• **Stated exercise**
List each line in which the string "fuel" appears.

• **Records supplied**
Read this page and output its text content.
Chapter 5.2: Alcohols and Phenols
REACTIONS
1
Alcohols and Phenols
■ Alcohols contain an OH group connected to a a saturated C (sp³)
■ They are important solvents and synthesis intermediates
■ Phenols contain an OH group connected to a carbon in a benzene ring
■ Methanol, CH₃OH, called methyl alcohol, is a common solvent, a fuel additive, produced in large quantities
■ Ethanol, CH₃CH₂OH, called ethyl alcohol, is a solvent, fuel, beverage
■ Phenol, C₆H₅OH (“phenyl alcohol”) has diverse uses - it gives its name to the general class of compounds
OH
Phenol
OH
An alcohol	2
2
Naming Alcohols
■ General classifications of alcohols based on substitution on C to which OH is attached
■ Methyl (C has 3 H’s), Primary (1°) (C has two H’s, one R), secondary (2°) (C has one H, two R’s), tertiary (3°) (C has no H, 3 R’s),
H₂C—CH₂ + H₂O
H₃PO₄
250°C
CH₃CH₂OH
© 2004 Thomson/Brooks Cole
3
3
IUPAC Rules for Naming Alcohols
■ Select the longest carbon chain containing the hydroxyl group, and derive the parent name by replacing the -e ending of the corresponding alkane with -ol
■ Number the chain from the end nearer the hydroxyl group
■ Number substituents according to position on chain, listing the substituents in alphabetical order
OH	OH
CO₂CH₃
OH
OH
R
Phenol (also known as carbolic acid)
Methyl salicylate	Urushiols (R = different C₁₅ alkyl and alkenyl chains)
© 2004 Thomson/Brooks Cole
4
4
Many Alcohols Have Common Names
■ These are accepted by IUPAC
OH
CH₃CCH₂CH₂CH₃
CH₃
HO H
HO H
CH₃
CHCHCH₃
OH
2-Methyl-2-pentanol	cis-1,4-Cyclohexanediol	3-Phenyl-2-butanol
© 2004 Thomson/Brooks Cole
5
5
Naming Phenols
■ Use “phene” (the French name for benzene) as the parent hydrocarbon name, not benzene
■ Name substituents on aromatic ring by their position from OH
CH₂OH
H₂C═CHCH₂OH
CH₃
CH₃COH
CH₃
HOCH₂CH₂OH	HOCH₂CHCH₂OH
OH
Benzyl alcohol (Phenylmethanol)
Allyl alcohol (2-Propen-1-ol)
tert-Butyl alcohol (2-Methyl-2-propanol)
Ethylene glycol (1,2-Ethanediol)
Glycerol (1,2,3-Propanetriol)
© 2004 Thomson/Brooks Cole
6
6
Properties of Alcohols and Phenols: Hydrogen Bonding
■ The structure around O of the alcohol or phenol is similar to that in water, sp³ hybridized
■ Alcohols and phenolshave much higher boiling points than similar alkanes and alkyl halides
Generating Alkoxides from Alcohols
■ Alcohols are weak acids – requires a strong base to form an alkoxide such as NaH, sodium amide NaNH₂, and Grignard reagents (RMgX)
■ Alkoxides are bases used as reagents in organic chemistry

• **Task answer**
■ Methanol, CH₃OH, called methyl alcohol, is a common solvent, a fuel additive, produced in large quantities
■ Ethanol, CH₃CH₂OH, called ethyl alcohol, is a solvent, fuel, beverage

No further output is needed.